Some records:

* start *

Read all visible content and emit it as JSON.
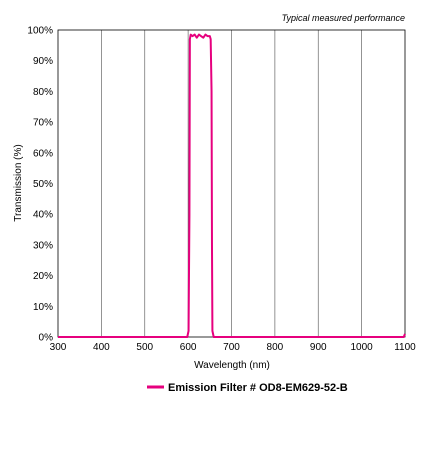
{
  "chart_data": {
    "type": "line",
    "annotation": "Typical measured performance",
    "xlabel": "Wavelength (nm)",
    "ylabel": "Transmission (%)",
    "xlim": [
      300,
      1100
    ],
    "ylim": [
      0,
      100
    ],
    "x_ticks": [
      300,
      400,
      500,
      600,
      700,
      800,
      900,
      1000,
      1100
    ],
    "y_ticks": [
      0,
      10,
      20,
      30,
      40,
      50,
      60,
      70,
      80,
      90,
      100
    ],
    "y_tick_labels": [
      "0%",
      "10%",
      "20%",
      "30%",
      "40%",
      "50%",
      "60%",
      "70%",
      "80%",
      "90%",
      "100%"
    ],
    "grid": "vertical",
    "legend_position": "bottom-center",
    "colors": {
      "series": "#e6007e",
      "grid": "#666666",
      "axis": "#000000"
    },
    "series": [
      {
        "name": "Emission Filter # OD8-EM629-52-B",
        "x": [
          300,
          550,
          598,
          601,
          603,
          604,
          606,
          610,
          615,
          620,
          625,
          630,
          635,
          640,
          645,
          650,
          652,
          654,
          655,
          656,
          659,
          700,
          800,
          900,
          1000,
          1097,
          1100
        ],
        "y": [
          0,
          0,
          0,
          2,
          40,
          97,
          98.5,
          98,
          98.5,
          97.5,
          98.5,
          98,
          97.5,
          98.5,
          98,
          98,
          97,
          80,
          30,
          2,
          0,
          0,
          0,
          0,
          0,
          0,
          1
        ]
      }
    ]
  }
}
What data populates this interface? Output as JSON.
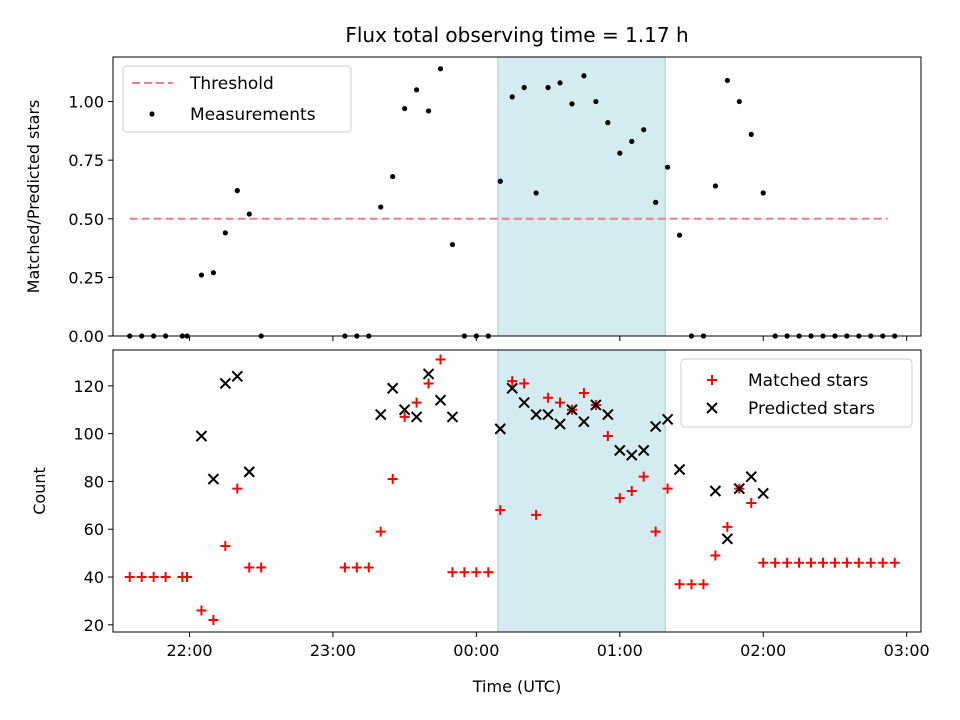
{
  "title": "Flux total observing time = 1.17 h",
  "chart_data": [
    {
      "type": "scatter",
      "name": "ratio-panel",
      "ylabel": "Matched/Predicted stars",
      "xlim": [
        "21:28",
        "03:06"
      ],
      "ylim": [
        0,
        1.19
      ],
      "yticks": [
        "0.00",
        "0.25",
        "0.50",
        "0.75",
        "1.00"
      ],
      "highlight_span": {
        "from": "00:09",
        "to": "01:19",
        "color": "#add8e6"
      },
      "threshold": {
        "label": "Threshold",
        "value": 0.5,
        "from": "21:35",
        "to": "02:52",
        "color": "#f08080",
        "style": "dashed"
      },
      "measurements": {
        "label": "Measurements",
        "color": "#000000",
        "points": [
          [
            "21:35",
            0
          ],
          [
            "21:40",
            0
          ],
          [
            "21:45",
            0
          ],
          [
            "21:50",
            0
          ],
          [
            "21:57",
            0
          ],
          [
            "21:59",
            0
          ],
          [
            "22:05",
            0.26
          ],
          [
            "22:10",
            0.27
          ],
          [
            "22:15",
            0.44
          ],
          [
            "22:20",
            0.62
          ],
          [
            "22:25",
            0.52
          ],
          [
            "22:30",
            0
          ],
          [
            "23:05",
            0
          ],
          [
            "23:10",
            0
          ],
          [
            "23:15",
            0
          ],
          [
            "23:20",
            0.55
          ],
          [
            "23:25",
            0.68
          ],
          [
            "23:30",
            0.97
          ],
          [
            "23:35",
            1.05
          ],
          [
            "23:40",
            0.96
          ],
          [
            "23:45",
            1.14
          ],
          [
            "23:50",
            0.39
          ],
          [
            "23:55",
            0
          ],
          [
            "00:00",
            0
          ],
          [
            "00:05",
            0
          ],
          [
            "00:10",
            0.66
          ],
          [
            "00:15",
            1.02
          ],
          [
            "00:20",
            1.06
          ],
          [
            "00:25",
            0.61
          ],
          [
            "00:30",
            1.06
          ],
          [
            "00:35",
            1.08
          ],
          [
            "00:40",
            0.99
          ],
          [
            "00:45",
            1.11
          ],
          [
            "00:50",
            1.0
          ],
          [
            "00:55",
            0.91
          ],
          [
            "01:00",
            0.78
          ],
          [
            "01:05",
            0.83
          ],
          [
            "01:10",
            0.88
          ],
          [
            "01:15",
            0.57
          ],
          [
            "01:20",
            0.72
          ],
          [
            "01:25",
            0.43
          ],
          [
            "01:30",
            0
          ],
          [
            "01:35",
            0
          ],
          [
            "01:40",
            0.64
          ],
          [
            "01:45",
            1.09
          ],
          [
            "01:50",
            1.0
          ],
          [
            "01:55",
            0.86
          ],
          [
            "02:00",
            0.61
          ],
          [
            "02:05",
            0
          ],
          [
            "02:10",
            0
          ],
          [
            "02:15",
            0
          ],
          [
            "02:20",
            0
          ],
          [
            "02:25",
            0
          ],
          [
            "02:30",
            0
          ],
          [
            "02:35",
            0
          ],
          [
            "02:40",
            0
          ],
          [
            "02:45",
            0
          ],
          [
            "02:50",
            0
          ],
          [
            "02:55",
            0
          ]
        ]
      },
      "legend": {
        "placement": "top-left",
        "entries": [
          "Threshold",
          "Measurements"
        ]
      }
    },
    {
      "type": "scatter",
      "name": "count-panel",
      "xlabel": "Time (UTC)",
      "ylabel": "Count",
      "xlim": [
        "21:28",
        "03:06"
      ],
      "ylim": [
        17,
        135
      ],
      "yticks": [
        "20",
        "40",
        "60",
        "80",
        "100",
        "120"
      ],
      "xticks": [
        "22:00",
        "23:00",
        "00:00",
        "01:00",
        "02:00",
        "03:00"
      ],
      "highlight_span": {
        "from": "00:09",
        "to": "01:19",
        "color": "#add8e6"
      },
      "series": [
        {
          "name": "Matched stars",
          "marker": "+",
          "color": "#ff0000",
          "points": [
            [
              "21:35",
              40
            ],
            [
              "21:40",
              40
            ],
            [
              "21:45",
              40
            ],
            [
              "21:50",
              40
            ],
            [
              "21:57",
              40
            ],
            [
              "21:59",
              40
            ],
            [
              "22:05",
              26
            ],
            [
              "22:10",
              22
            ],
            [
              "22:15",
              53
            ],
            [
              "22:20",
              77
            ],
            [
              "22:25",
              44
            ],
            [
              "22:30",
              44
            ],
            [
              "23:05",
              44
            ],
            [
              "23:10",
              44
            ],
            [
              "23:15",
              44
            ],
            [
              "23:20",
              59
            ],
            [
              "23:25",
              81
            ],
            [
              "23:30",
              107
            ],
            [
              "23:35",
              113
            ],
            [
              "23:40",
              121
            ],
            [
              "23:45",
              131
            ],
            [
              "23:50",
              42
            ],
            [
              "23:55",
              42
            ],
            [
              "00:00",
              42
            ],
            [
              "00:05",
              42
            ],
            [
              "00:10",
              68
            ],
            [
              "00:15",
              122
            ],
            [
              "00:20",
              121
            ],
            [
              "00:25",
              66
            ],
            [
              "00:30",
              115
            ],
            [
              "00:35",
              113
            ],
            [
              "00:40",
              110
            ],
            [
              "00:45",
              117
            ],
            [
              "00:50",
              112
            ],
            [
              "00:55",
              99
            ],
            [
              "01:00",
              73
            ],
            [
              "01:05",
              76
            ],
            [
              "01:10",
              82
            ],
            [
              "01:15",
              59
            ],
            [
              "01:20",
              77
            ],
            [
              "01:25",
              37
            ],
            [
              "01:30",
              37
            ],
            [
              "01:35",
              37
            ],
            [
              "01:40",
              49
            ],
            [
              "01:45",
              61
            ],
            [
              "01:50",
              77
            ],
            [
              "01:55",
              71
            ],
            [
              "02:00",
              46
            ],
            [
              "02:05",
              46
            ],
            [
              "02:10",
              46
            ],
            [
              "02:15",
              46
            ],
            [
              "02:20",
              46
            ],
            [
              "02:25",
              46
            ],
            [
              "02:30",
              46
            ],
            [
              "02:35",
              46
            ],
            [
              "02:40",
              46
            ],
            [
              "02:45",
              46
            ],
            [
              "02:50",
              46
            ],
            [
              "02:55",
              46
            ]
          ]
        },
        {
          "name": "Predicted stars",
          "marker": "x",
          "color": "#000000",
          "points": [
            [
              "22:05",
              99
            ],
            [
              "22:10",
              81
            ],
            [
              "22:15",
              121
            ],
            [
              "22:20",
              124
            ],
            [
              "22:25",
              84
            ],
            [
              "23:20",
              108
            ],
            [
              "23:25",
              119
            ],
            [
              "23:30",
              110
            ],
            [
              "23:35",
              107
            ],
            [
              "23:40",
              125
            ],
            [
              "23:45",
              114
            ],
            [
              "23:50",
              107
            ],
            [
              "00:10",
              102
            ],
            [
              "00:15",
              119
            ],
            [
              "00:20",
              113
            ],
            [
              "00:25",
              108
            ],
            [
              "00:30",
              108
            ],
            [
              "00:35",
              104
            ],
            [
              "00:40",
              110
            ],
            [
              "00:45",
              105
            ],
            [
              "00:50",
              112
            ],
            [
              "00:55",
              108
            ],
            [
              "01:00",
              93
            ],
            [
              "01:05",
              91
            ],
            [
              "01:10",
              93
            ],
            [
              "01:15",
              103
            ],
            [
              "01:20",
              106
            ],
            [
              "01:25",
              85
            ],
            [
              "01:40",
              76
            ],
            [
              "01:45",
              56
            ],
            [
              "01:50",
              77
            ],
            [
              "01:55",
              82
            ],
            [
              "02:00",
              75
            ]
          ]
        }
      ],
      "legend": {
        "placement": "top-right",
        "entries": [
          "Matched stars",
          "Predicted stars"
        ]
      }
    }
  ]
}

* end *

#### WHAT YOU NEED TO DO:
Extract every line above containing the word "placement".

#### SOLUTION TO THIS TASK:
        "placement": "top-left",
        "placement": "top-right",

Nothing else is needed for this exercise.